**Extrait source**

# # # #

Et pourtant, ce projet tant adulé est loin de n’avoir que des aspects positifs. En effet, dans son étymologie même, il implique une fuite en avant plus que néfaste pour la République sociale, si chère à nos yeux de jacobins. Ce n’est pas le cas de la vision, que tout politique digne de ce nom se doit d’avoir, s’il entend réellement servir les intérêts de sa Patrie. Contrairement au projet, la vision est bien moins réductrice puisqu’elle embrasse non seulement le présent, mais également le passé, pour mieux appréhender le futur. En outre, là où le projet est uniquement dirigé vers le profit, quel qu’il soit, la vision est, elle, bien plus altruiste.

 

 

Un bien funeste projet

 

 

Si l’on se réfère à l’étymologie du nom « projet », l’on se rend compte qu’il vient du latin projectum , qui signifie littéralement « jeter quelque chose en avant ». Cette idée implique une notion de croissance puisque le fait de se « jeter en avant » nécessite de s’améliorer sans cesse et de se développer. Le « mode projet » correspond donc à une croissance infinie puisque l’on ne cesse de se projeter.

 

Cette relation symbiotique, qu’entretiennent projet et croissance, explique aisément le fait que le capitalisme se soit emparé du projet. En effet, sans prôner une décroissance, qui paraît hasardeuse, chacun sera d’accord pour admettre que le capitalisme a besoin de la croissance, c’est-à-dire de l’accumulation des richesses par le contrôle des moyens de production, afin de perdurer.

 

Si l’on peut envisager une croissance dans différents domaines, le projet capitaliste ne laisse guère de doute quant au type de croissance escomptée. Il s’agit évidemment d’une croissance économique. Alors bien sûr, tous les projets ne seront pas directement présentés comme étant des moyens d’accroître le chiffre d’affaire de l’entité qui les promeut. Cependant, si l’on y regarde bien, tous les projets ont une finalité économique. Un projet d’amélioration de la qualité de vie au travail ? Cela permet d’améliorer la productivité des employés et donc le chiffre d’affaire de l’entreprise. Un projet d’espace convivialité ? Cela permet aux employés de mieux se connaître et de mieux travailler ensemble afin d’améliorer, encore, le chiffre d’affaire. Un projet de télétravail ? Cela permet aux employés de mieux travailler, mais aussi de libérer des espaces de bureau et donc, encore et toujours, d’améliorer le chiffre d’affaire de la firme qui met en œuvre tous ces projets.

# # # #

**Contenu des données**
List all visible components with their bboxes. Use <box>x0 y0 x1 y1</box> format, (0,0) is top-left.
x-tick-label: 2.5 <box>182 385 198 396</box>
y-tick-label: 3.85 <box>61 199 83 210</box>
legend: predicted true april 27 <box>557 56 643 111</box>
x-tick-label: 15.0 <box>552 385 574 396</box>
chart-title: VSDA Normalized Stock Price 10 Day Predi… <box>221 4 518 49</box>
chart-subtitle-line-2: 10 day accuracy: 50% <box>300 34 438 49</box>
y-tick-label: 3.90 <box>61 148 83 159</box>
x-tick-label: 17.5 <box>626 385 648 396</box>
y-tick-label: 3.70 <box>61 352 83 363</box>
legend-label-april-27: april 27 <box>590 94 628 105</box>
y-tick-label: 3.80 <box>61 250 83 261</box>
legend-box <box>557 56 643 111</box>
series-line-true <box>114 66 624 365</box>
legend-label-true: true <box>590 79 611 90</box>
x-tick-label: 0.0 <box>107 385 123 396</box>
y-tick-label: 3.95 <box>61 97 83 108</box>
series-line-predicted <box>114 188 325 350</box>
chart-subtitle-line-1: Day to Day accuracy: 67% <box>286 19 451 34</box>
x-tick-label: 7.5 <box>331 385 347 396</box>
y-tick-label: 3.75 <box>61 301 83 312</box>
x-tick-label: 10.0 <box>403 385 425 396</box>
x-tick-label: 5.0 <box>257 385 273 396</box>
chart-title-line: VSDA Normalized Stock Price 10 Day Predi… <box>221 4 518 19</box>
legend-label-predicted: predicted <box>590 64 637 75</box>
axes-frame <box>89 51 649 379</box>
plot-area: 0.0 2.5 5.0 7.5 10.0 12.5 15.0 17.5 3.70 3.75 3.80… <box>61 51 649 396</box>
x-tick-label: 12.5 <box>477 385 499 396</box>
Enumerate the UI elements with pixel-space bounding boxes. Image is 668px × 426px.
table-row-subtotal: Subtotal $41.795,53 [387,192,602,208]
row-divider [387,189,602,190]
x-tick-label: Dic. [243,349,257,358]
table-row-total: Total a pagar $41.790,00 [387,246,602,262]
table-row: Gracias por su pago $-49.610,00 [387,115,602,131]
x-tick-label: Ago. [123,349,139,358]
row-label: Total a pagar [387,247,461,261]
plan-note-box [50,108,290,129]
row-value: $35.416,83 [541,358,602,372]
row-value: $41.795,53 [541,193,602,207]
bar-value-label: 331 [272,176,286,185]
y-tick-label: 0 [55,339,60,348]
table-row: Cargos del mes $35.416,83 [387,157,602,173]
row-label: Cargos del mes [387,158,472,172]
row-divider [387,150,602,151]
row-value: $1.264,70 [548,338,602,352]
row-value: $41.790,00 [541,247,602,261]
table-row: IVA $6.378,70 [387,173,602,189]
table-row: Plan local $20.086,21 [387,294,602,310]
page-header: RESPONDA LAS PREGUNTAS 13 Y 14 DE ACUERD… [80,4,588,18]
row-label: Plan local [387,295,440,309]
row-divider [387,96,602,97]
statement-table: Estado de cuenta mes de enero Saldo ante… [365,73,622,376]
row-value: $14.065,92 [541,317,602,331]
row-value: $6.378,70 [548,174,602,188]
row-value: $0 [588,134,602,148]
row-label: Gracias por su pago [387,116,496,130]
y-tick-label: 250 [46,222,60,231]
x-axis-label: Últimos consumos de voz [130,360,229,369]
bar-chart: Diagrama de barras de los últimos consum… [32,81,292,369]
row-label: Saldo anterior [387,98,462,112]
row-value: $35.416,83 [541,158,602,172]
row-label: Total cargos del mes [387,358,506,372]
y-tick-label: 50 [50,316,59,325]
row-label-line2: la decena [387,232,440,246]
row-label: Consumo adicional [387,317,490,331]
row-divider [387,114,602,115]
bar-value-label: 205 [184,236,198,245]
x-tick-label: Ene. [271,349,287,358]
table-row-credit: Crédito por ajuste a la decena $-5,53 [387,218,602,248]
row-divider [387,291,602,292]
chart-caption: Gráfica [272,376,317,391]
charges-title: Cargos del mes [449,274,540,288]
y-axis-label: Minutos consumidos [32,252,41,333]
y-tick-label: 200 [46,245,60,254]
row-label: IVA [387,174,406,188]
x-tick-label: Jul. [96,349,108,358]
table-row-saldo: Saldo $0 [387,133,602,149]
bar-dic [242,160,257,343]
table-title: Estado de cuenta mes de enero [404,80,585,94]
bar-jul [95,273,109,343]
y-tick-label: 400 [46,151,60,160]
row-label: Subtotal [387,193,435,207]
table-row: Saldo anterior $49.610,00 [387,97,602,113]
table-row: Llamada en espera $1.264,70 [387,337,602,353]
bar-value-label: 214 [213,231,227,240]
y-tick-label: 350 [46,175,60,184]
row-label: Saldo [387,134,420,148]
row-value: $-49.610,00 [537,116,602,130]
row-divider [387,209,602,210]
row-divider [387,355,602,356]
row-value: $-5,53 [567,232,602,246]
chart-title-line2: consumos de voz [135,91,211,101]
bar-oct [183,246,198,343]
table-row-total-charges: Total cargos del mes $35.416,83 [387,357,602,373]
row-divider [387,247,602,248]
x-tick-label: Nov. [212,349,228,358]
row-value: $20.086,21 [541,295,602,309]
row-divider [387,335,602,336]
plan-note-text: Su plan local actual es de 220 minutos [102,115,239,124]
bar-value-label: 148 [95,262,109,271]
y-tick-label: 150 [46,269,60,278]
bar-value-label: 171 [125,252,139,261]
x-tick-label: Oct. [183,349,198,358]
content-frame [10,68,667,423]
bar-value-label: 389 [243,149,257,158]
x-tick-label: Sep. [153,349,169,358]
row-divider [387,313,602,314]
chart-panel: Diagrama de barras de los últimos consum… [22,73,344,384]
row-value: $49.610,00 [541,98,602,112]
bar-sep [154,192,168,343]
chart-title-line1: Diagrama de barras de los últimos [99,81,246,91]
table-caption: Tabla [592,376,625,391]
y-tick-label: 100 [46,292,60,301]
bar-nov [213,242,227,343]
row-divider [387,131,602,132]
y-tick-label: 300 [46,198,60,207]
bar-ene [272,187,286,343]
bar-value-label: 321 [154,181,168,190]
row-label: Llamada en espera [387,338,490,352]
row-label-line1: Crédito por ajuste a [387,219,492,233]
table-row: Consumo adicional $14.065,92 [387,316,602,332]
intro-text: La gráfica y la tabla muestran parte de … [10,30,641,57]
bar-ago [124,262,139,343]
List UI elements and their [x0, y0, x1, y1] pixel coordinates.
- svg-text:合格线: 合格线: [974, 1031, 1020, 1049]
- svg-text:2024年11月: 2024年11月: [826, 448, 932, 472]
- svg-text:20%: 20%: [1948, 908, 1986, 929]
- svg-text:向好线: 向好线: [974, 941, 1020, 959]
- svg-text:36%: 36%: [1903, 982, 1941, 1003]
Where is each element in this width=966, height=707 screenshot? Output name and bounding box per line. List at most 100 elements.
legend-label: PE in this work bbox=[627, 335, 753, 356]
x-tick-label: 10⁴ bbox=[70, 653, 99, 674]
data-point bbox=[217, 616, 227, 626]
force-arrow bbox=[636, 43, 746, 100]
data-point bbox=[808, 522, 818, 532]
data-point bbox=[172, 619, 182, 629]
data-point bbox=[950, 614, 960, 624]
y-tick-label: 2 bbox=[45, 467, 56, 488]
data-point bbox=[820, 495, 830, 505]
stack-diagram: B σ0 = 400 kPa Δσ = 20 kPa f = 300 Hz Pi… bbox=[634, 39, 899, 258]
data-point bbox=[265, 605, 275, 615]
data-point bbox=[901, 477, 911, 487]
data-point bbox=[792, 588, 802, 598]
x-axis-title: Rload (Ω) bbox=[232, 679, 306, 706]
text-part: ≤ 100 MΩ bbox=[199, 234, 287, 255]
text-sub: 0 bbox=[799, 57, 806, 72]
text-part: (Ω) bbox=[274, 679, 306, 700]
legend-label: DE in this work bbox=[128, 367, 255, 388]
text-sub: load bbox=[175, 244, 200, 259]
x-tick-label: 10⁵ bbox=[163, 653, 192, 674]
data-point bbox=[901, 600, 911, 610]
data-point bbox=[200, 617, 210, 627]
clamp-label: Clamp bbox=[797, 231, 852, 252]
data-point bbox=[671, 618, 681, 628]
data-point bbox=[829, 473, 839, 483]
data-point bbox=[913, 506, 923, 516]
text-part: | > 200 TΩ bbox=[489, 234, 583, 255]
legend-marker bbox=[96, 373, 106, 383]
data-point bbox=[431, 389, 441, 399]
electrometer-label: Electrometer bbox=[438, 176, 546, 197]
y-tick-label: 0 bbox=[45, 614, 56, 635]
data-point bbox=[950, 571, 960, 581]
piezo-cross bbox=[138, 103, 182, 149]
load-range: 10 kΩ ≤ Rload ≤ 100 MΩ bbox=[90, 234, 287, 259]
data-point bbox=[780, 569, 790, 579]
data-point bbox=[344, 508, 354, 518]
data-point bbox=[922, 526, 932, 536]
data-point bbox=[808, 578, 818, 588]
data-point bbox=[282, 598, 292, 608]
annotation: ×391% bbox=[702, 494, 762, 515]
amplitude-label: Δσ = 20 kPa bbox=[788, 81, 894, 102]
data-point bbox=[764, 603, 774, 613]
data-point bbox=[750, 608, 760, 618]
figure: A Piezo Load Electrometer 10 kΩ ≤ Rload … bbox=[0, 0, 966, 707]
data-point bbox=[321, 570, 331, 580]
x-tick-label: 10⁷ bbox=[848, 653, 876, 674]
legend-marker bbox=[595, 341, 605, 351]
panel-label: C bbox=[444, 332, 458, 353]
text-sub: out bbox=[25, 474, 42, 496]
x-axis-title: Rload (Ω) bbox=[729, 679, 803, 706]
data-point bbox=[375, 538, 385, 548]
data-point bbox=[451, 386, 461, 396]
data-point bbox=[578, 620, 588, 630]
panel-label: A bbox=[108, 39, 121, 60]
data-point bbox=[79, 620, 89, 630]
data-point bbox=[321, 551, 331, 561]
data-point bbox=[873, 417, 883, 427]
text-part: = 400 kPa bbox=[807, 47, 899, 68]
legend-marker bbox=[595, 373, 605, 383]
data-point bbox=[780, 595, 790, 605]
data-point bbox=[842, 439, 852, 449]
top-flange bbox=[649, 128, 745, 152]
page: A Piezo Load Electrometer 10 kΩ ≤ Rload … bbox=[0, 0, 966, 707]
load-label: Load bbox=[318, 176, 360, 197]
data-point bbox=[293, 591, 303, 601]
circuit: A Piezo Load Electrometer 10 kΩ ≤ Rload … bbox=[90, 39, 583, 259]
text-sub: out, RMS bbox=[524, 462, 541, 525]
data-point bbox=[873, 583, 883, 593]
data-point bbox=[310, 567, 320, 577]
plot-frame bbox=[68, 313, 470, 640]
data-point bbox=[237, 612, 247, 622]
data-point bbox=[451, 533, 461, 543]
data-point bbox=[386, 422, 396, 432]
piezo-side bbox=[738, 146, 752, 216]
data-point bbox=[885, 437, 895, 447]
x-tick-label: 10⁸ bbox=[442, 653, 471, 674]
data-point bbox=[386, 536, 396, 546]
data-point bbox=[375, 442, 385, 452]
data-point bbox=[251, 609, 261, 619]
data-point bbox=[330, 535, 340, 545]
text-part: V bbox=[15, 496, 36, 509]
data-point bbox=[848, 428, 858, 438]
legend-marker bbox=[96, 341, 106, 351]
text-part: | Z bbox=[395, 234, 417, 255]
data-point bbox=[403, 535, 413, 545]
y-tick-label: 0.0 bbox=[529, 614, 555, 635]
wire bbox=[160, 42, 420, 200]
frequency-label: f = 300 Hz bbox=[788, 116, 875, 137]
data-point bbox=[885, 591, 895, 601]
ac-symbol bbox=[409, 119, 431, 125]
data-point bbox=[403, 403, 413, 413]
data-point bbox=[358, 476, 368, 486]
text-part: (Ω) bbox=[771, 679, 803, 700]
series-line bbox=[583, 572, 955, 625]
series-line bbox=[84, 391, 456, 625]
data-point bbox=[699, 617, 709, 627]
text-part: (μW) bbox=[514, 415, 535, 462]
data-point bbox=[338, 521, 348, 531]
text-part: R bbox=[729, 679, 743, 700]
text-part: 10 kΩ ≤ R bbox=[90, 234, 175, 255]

# # # #

**Défi A**
Recopiez fidèlement le passage de l'extrait sur le projet et la vision qui s'ouvre sur les mots contenant "Un bien funeste" et se ferme sur "de se projeter.".
**Défi B**
Selon l'extrait sur le projet et la vision, de quel mot latin vient le nom « projet » et que signifie-t-il littéralement ?
**Défi C**
Poursuivez l'extrait sur le projet et la vision à la suite de sa dernière phrase.

**Réponse attendue A**
Un bien funeste projet

 

 

Si l’on se réfère à l’étymologie du nom « projet », l’on se rend compte qu’il vient du latin projectum , qui signifie littéralement « jeter quelque chose en avant ». Cette idée implique une notion de croissance puisque le fait de se « jeter en avant » nécessite de s’améliorer sans cesse et de se développer. Le « mode projet » correspond donc à une croissance infinie puisque l’on ne cesse de se projeter.

**Réponse attendue B**
Il vient du latin projectum, qui signifie littéralement « jeter quelque chose en avant ».

**Réponse attendue C**
Il est vrai qu’il n’y a rien de choquant à ce qu’une compagnie privée soit tournée vers le seul profit, c’est même sa raison d’être. En revanche, lorsque ces méthodes de travail sont reprises par l’administration publique, cela pose réellement question. Faire des économies peut servir l’intérêt général, mais l’intérêt général n’est pas de faire des économies, même si en ces temps faibles pour l’Etat, cette idée séduit nombre de responsables politiques.  Il serait donc absurde de n’envisager l’action publique qu’à travers le projet, car cette action se nourrit bien souvent du passé et exige la mise en place d’infrastructures non-rentables.

 

 

La vision de l’Etat

 

 

Comme le projet, la vision contribue à une certaine idée du futur, si ce n’est qu’elle est bien plus pertinente, car elle ne se cantonne pas qu’au seul secteur économique, comme c’est le cas du projet. En outre, là où le projet a une dimension nihiliste, puisqu’il ne sait que se projeter, la vision est plus intéressante car elle est un élan qui sait aussi regarder en arrière. Il n’y a donc pas de vision de l’avenir qui tienne sans ancrage solide dans l’Histoire. « Les Révolutionnaires sont des héritiers » disait Régis Debray.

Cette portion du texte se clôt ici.